THE PROBLEM: Look for the string "lượng" in the lines and copy each line that has it.

##############################

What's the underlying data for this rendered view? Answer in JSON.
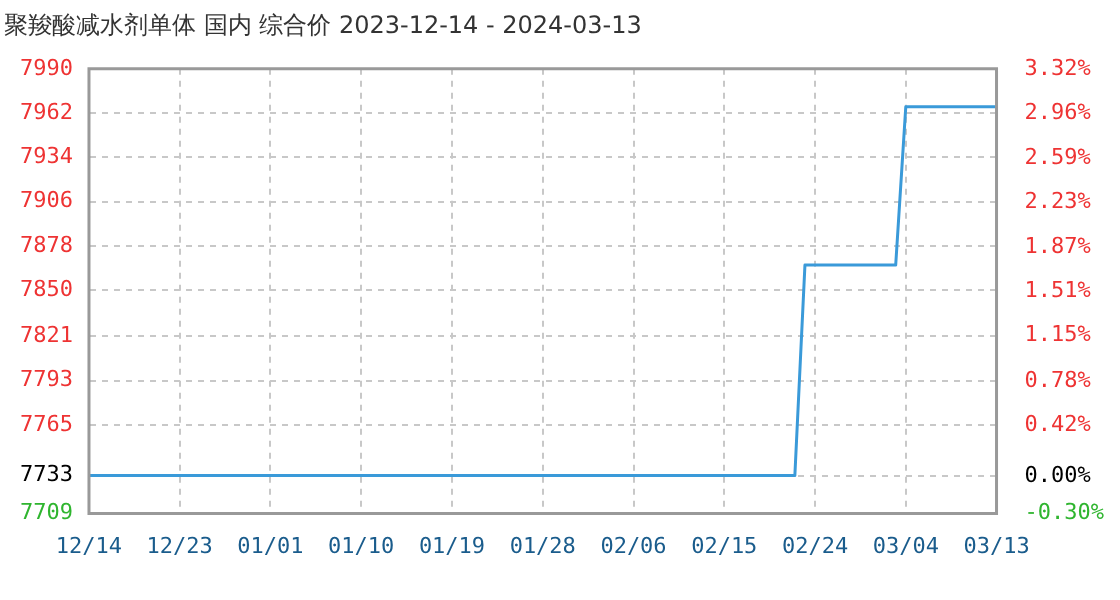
{
  "chart_data": {
    "type": "line",
    "title": "聚羧酸减水剂单体 国内 综合价 2023-12-14 - 2024-03-13",
    "x": [
      "2023-12-14",
      "2024-02-22",
      "2024-02-23",
      "2024-03-03",
      "2024-03-04",
      "2024-03-13"
    ],
    "series": [
      {
        "color": "#3a9ad9",
        "values": [
          7733,
          7733,
          7866,
          7866,
          7966,
          7966
        ]
      }
    ],
    "xlim": [
      "2023-12-14",
      "2024-03-13"
    ],
    "xticks": [
      {
        "value": "2023-12-14",
        "label": "12/14"
      },
      {
        "value": "2023-12-23",
        "label": "12/23"
      },
      {
        "value": "2024-01-01",
        "label": "01/01"
      },
      {
        "value": "2024-01-10",
        "label": "01/10"
      },
      {
        "value": "2024-01-19",
        "label": "01/19"
      },
      {
        "value": "2024-01-28",
        "label": "01/28"
      },
      {
        "value": "2024-02-06",
        "label": "02/06"
      },
      {
        "value": "2024-02-15",
        "label": "02/15"
      },
      {
        "value": "2024-02-24",
        "label": "02/24"
      },
      {
        "value": "2024-03-04",
        "label": "03/04"
      },
      {
        "value": "2024-03-13",
        "label": "03/13"
      }
    ],
    "ylim": [
      7709,
      7990
    ],
    "yticks": [
      7709,
      7733,
      7765,
      7793,
      7821,
      7850,
      7878,
      7906,
      7934,
      7962,
      7990
    ],
    "y2lim": [
      -0.3,
      3.32
    ],
    "y2ticks": [
      {
        "value": -0.3,
        "label": "-0.30%"
      },
      {
        "value": 0,
        "label": "0.00%"
      },
      {
        "value": 0.42,
        "label": "0.42%"
      },
      {
        "value": 0.78,
        "label": "0.78%"
      },
      {
        "value": 1.15,
        "label": "1.15%"
      },
      {
        "value": 1.51,
        "label": "1.51%"
      },
      {
        "value": 1.87,
        "label": "1.87%"
      },
      {
        "value": 2.23,
        "label": "2.23%"
      },
      {
        "value": 2.59,
        "label": "2.59%"
      },
      {
        "value": 2.96,
        "label": "2.96%"
      },
      {
        "value": 3.32,
        "label": "3.32%"
      }
    ],
    "grid": true,
    "legend": false,
    "marker": "none",
    "line_style": "solid"
  }
}
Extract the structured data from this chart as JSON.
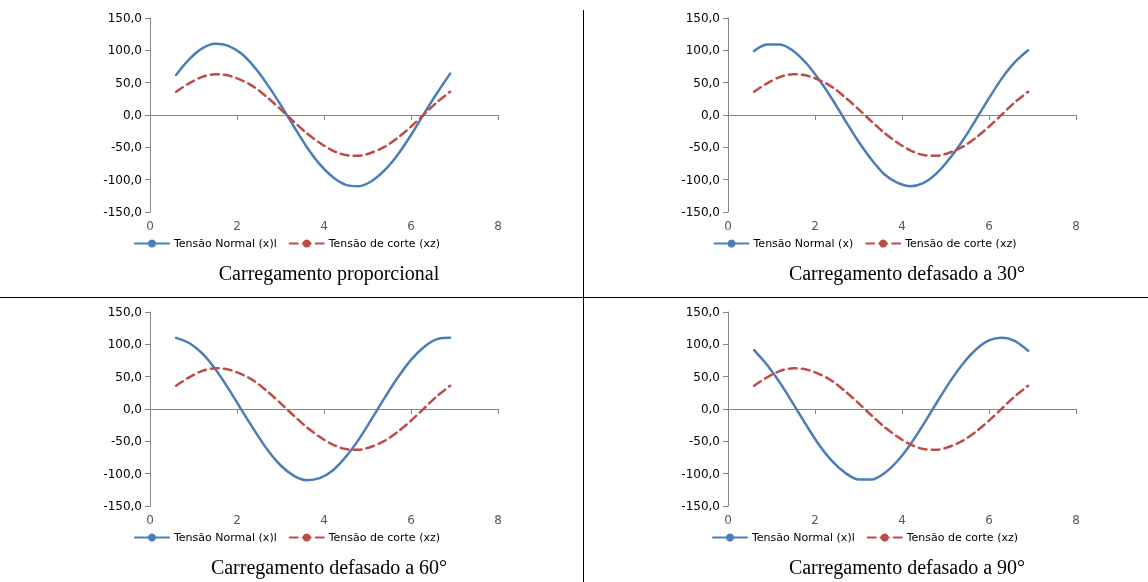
{
  "chart_data": [
    {
      "type": "line",
      "title": "Carregamento proporcional",
      "x": [
        0.6,
        0.9,
        1.2,
        1.5,
        1.8,
        2.1,
        2.4,
        2.7,
        3.0,
        3.3,
        3.6,
        3.9,
        4.2,
        4.5,
        4.8,
        5.1,
        5.4,
        5.7,
        6.0,
        6.3,
        6.6,
        6.9
      ],
      "xlim": [
        0,
        8
      ],
      "xticks": [
        0,
        2,
        4,
        6,
        8
      ],
      "ylim": [
        -150,
        150
      ],
      "yticks": [
        {
          "value": -150,
          "label": "-150,0"
        },
        {
          "value": -100,
          "label": "-100,0"
        },
        {
          "value": -50,
          "label": "-50,0"
        },
        {
          "value": 0,
          "label": "0,0"
        },
        {
          "value": 50,
          "label": "50,0"
        },
        {
          "value": 100,
          "label": "100,0"
        },
        {
          "value": 150,
          "label": "150,0"
        }
      ],
      "legend": "bottom",
      "marker": "none",
      "series": [
        {
          "name": "Tensão Normal (x)l",
          "color": "#4a7ebb",
          "line_style": "solid",
          "values": [
            62,
            86,
            103,
            110,
            107,
            95,
            74,
            47,
            16,
            -17,
            -49,
            -76,
            -96,
            -108,
            -110,
            -102,
            -85,
            -61,
            -31,
            2,
            34,
            64
          ]
        },
        {
          "name": "Tensão de corte (xz)",
          "color": "#be4b48",
          "line_style": "dashed",
          "values": [
            36,
            49,
            59,
            63,
            61,
            54,
            43,
            27,
            9,
            -10,
            -28,
            -43,
            -55,
            -62,
            -63,
            -58,
            -49,
            -35,
            -18,
            1,
            20,
            36
          ]
        }
      ]
    },
    {
      "type": "line",
      "title": "Carregamento defasado a 30°",
      "x": [
        0.6,
        0.9,
        1.2,
        1.5,
        1.8,
        2.1,
        2.4,
        2.7,
        3.0,
        3.3,
        3.6,
        3.9,
        4.2,
        4.5,
        4.8,
        5.1,
        5.4,
        5.7,
        6.0,
        6.3,
        6.6,
        6.9
      ],
      "xlim": [
        0,
        8
      ],
      "xticks": [
        0,
        2,
        4,
        6,
        8
      ],
      "ylim": [
        -150,
        150
      ],
      "yticks": [
        {
          "value": -150,
          "label": "-150,0"
        },
        {
          "value": -100,
          "label": "-100,0"
        },
        {
          "value": -50,
          "label": "-50,0"
        },
        {
          "value": 0,
          "label": "0,0"
        },
        {
          "value": 50,
          "label": "50,0"
        },
        {
          "value": 100,
          "label": "100,0"
        },
        {
          "value": 150,
          "label": "150,0"
        }
      ],
      "legend": "bottom",
      "marker": "none",
      "series": [
        {
          "name": "Tensão Normal (x)",
          "color": "#4a7ebb",
          "line_style": "solid",
          "values": [
            99,
            109,
            109,
            99,
            80,
            54,
            24,
            -9,
            -41,
            -69,
            -92,
            -105,
            -110,
            -105,
            -90,
            -67,
            -39,
            -7,
            26,
            57,
            82,
            100
          ]
        },
        {
          "name": "Tensão de corte (xz)",
          "color": "#be4b48",
          "line_style": "dashed",
          "values": [
            36,
            49,
            59,
            63,
            61,
            54,
            43,
            27,
            9,
            -10,
            -28,
            -43,
            -55,
            -62,
            -63,
            -58,
            -49,
            -35,
            -18,
            1,
            20,
            36
          ]
        }
      ]
    },
    {
      "type": "line",
      "title": "Carregamento defasado a 60°",
      "x": [
        0.6,
        0.9,
        1.2,
        1.5,
        1.8,
        2.1,
        2.4,
        2.7,
        3.0,
        3.3,
        3.6,
        3.9,
        4.2,
        4.5,
        4.8,
        5.1,
        5.4,
        5.7,
        6.0,
        6.3,
        6.6,
        6.9
      ],
      "xlim": [
        0,
        8
      ],
      "xticks": [
        0,
        2,
        4,
        6,
        8
      ],
      "ylim": [
        -150,
        150
      ],
      "yticks": [
        {
          "value": -150,
          "label": "-150,0"
        },
        {
          "value": -100,
          "label": "-100,0"
        },
        {
          "value": -50,
          "label": "-50,0"
        },
        {
          "value": 0,
          "label": "0,0"
        },
        {
          "value": 50,
          "label": "50,0"
        },
        {
          "value": 100,
          "label": "100,0"
        },
        {
          "value": 150,
          "label": "150,0"
        }
      ],
      "legend": "bottom",
      "marker": "none",
      "series": [
        {
          "name": "Tensão Normal (x)l",
          "color": "#4a7ebb",
          "line_style": "solid",
          "values": [
            110,
            102,
            86,
            62,
            32,
            -1,
            -33,
            -63,
            -87,
            -103,
            -110,
            -107,
            -95,
            -74,
            -47,
            -15,
            18,
            49,
            76,
            96,
            108,
            110
          ]
        },
        {
          "name": "Tensão de corte (xz)",
          "color": "#be4b48",
          "line_style": "dashed",
          "values": [
            36,
            49,
            59,
            63,
            61,
            54,
            43,
            27,
            9,
            -10,
            -28,
            -43,
            -55,
            -62,
            -63,
            -58,
            -49,
            -35,
            -18,
            1,
            20,
            36
          ]
        }
      ]
    },
    {
      "type": "line",
      "title": "Carregamento defasado a 90°",
      "x": [
        0.6,
        0.9,
        1.2,
        1.5,
        1.8,
        2.1,
        2.4,
        2.7,
        3.0,
        3.3,
        3.6,
        3.9,
        4.2,
        4.5,
        4.8,
        5.1,
        5.4,
        5.7,
        6.0,
        6.3,
        6.6,
        6.9
      ],
      "xlim": [
        0,
        8
      ],
      "xticks": [
        0,
        2,
        4,
        6,
        8
      ],
      "ylim": [
        -150,
        150
      ],
      "yticks": [
        {
          "value": -150,
          "label": "-150,0"
        },
        {
          "value": -100,
          "label": "-100,0"
        },
        {
          "value": -50,
          "label": "-50,0"
        },
        {
          "value": 0,
          "label": "0,0"
        },
        {
          "value": 50,
          "label": "50,0"
        },
        {
          "value": 100,
          "label": "100,0"
        },
        {
          "value": 150,
          "label": "150,0"
        }
      ],
      "legend": "bottom",
      "marker": "none",
      "series": [
        {
          "name": "Tensão Normal (x)l",
          "color": "#4a7ebb",
          "line_style": "solid",
          "values": [
            91,
            68,
            40,
            8,
            -25,
            -56,
            -81,
            -99,
            -109,
            -109,
            -99,
            -80,
            -54,
            -23,
            10,
            42,
            70,
            92,
            106,
            110,
            105,
            90
          ]
        },
        {
          "name": "Tensão de corte (xz)",
          "color": "#be4b48",
          "line_style": "dashed",
          "values": [
            36,
            49,
            59,
            63,
            61,
            54,
            43,
            27,
            9,
            -10,
            -28,
            -43,
            -55,
            -62,
            -63,
            -58,
            -49,
            -35,
            -18,
            1,
            20,
            36
          ]
        }
      ]
    }
  ]
}
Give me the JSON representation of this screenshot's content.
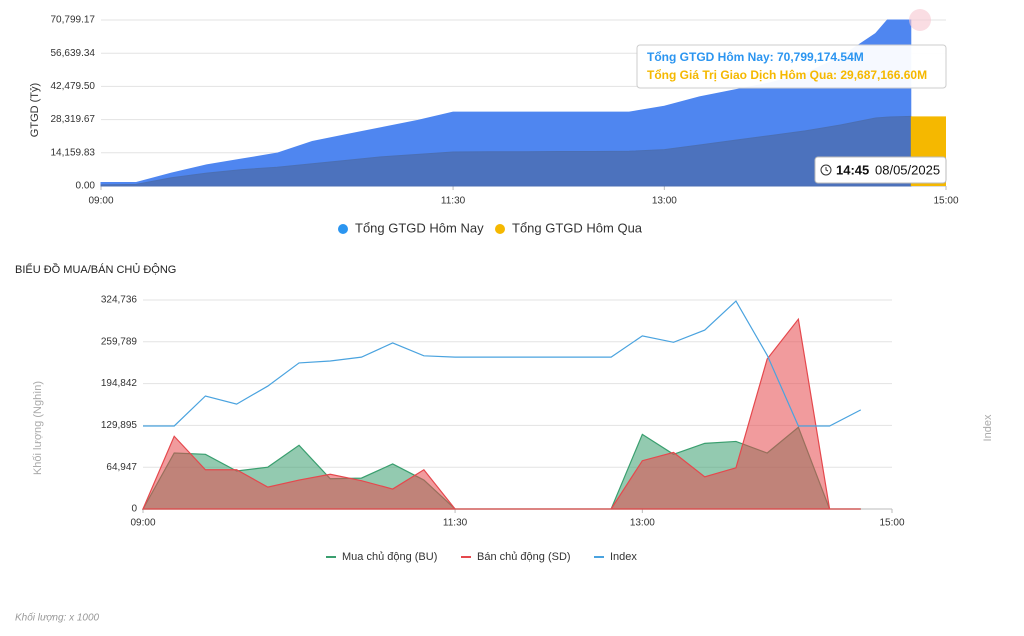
{
  "chart_data": [
    {
      "type": "area",
      "y_label": "GTGD (Tỷ)",
      "x": [
        "09:00",
        "09:15",
        "09:30",
        "09:45",
        "10:00",
        "10:15",
        "10:30",
        "10:45",
        "11:00",
        "11:15",
        "11:30",
        "11:45",
        "12:00",
        "12:15",
        "12:30",
        "12:45",
        "13:00",
        "13:15",
        "13:30",
        "13:45",
        "14:00",
        "14:15",
        "14:30",
        "14:35",
        "14:45"
      ],
      "series": [
        {
          "name": "Tổng GTGD Hôm Nay",
          "color": "#2b95f0",
          "area_color": "#4f86f0",
          "values": [
            1500,
            1500,
            5500,
            9000,
            11500,
            14000,
            19000,
            22000,
            25000,
            28000,
            31500,
            31500,
            31500,
            31500,
            31500,
            31500,
            34000,
            38000,
            41000,
            44000,
            48000,
            55000,
            65000,
            70799,
            70799.17
          ]
        },
        {
          "name": "Tổng GTGD Hôm Qua",
          "color": "#f5b800",
          "area_color": "#4b6fb4",
          "values": [
            500,
            700,
            3500,
            5500,
            7000,
            8000,
            9500,
            11000,
            12500,
            13500,
            14500,
            14600,
            14600,
            14700,
            14700,
            14800,
            15500,
            17500,
            19500,
            21500,
            23500,
            26000,
            29000,
            29400,
            29687.17
          ]
        }
      ],
      "xlim": [
        "09:00",
        "15:00"
      ],
      "xticks": [
        "09:00",
        "11:30",
        "13:00",
        "15:00"
      ],
      "ylim": [
        0,
        70799.17
      ],
      "yticks": [
        {
          "value": 0,
          "label": "0.00"
        },
        {
          "value": 14159.83,
          "label": "14,159.83"
        },
        {
          "value": 28319.67,
          "label": "28,319.67"
        },
        {
          "value": 42479.5,
          "label": "42,479.50"
        },
        {
          "value": 56639.34,
          "label": "56,639.34"
        },
        {
          "value": 70799.17,
          "label": "70,799.17"
        }
      ],
      "grid": true,
      "tooltip": [
        "Tổng GTGD Hôm Nay: 70,799,174.54M",
        "Tổng Giá Trị Giao Dịch Hôm Qua: 29,687,166.60M"
      ],
      "time_badge": {
        "time": "14:45",
        "date": "08/05/2025"
      }
    },
    {
      "type": "area",
      "title": "BIỂU ĐỒ MUA/BÁN CHỦ ĐỘNG",
      "y_label": "Khối lượng (Nghìn)",
      "y2_label": "Index",
      "x": [
        "09:00",
        "09:15",
        "09:30",
        "09:45",
        "10:00",
        "10:15",
        "10:30",
        "10:45",
        "11:00",
        "11:15",
        "11:30",
        "11:45",
        "12:00",
        "12:15",
        "12:30",
        "12:45",
        "13:00",
        "13:15",
        "13:30",
        "13:45",
        "14:00",
        "14:15",
        "14:30",
        "14:45"
      ],
      "series": [
        {
          "name": "Mua chủ động (BU)",
          "color": "#3a9f6f",
          "values": [
            0,
            87000,
            85000,
            59000,
            65000,
            99000,
            47000,
            48000,
            70000,
            45000,
            0,
            0,
            0,
            0,
            0,
            0,
            116000,
            85000,
            102000,
            105000,
            87000,
            127000,
            0,
            0
          ]
        },
        {
          "name": "Bán chủ động (SD)",
          "color": "#e5484d",
          "values": [
            0,
            113000,
            61000,
            61000,
            34000,
            45000,
            54000,
            44000,
            31000,
            61000,
            0,
            0,
            0,
            0,
            0,
            0,
            75000,
            88000,
            50000,
            64000,
            233000,
            295000,
            0,
            0
          ]
        },
        {
          "name": "Index",
          "color": "#4aa3df",
          "line_only": true,
          "values": [
            129000,
            129000,
            175600,
            163000,
            191000,
            227000,
            230000,
            236000,
            258000,
            238000,
            236000,
            236000,
            236000,
            236000,
            236000,
            236000,
            269000,
            259000,
            278000,
            323000,
            239000,
            129000,
            129000,
            154000
          ]
        }
      ],
      "xlim": [
        "09:00",
        "15:00"
      ],
      "xticks": [
        "09:00",
        "11:30",
        "13:00",
        "15:00"
      ],
      "ylim": [
        0,
        324736
      ],
      "yticks": [
        0,
        {
          "value": 64947,
          "label": "64,947"
        },
        {
          "value": 129895,
          "label": "129,895"
        },
        {
          "value": 194842,
          "label": "194,842"
        },
        {
          "value": 259789,
          "label": "259,789"
        },
        {
          "value": 324736,
          "label": "324,736"
        }
      ],
      "grid": true,
      "footnote": "Khối lượng: x 1000"
    }
  ]
}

##############################

FINISHED TASK:
      "y_label": "Khối lượng (Nghìn)",
      "footnote": "Khối lượng: x 1000"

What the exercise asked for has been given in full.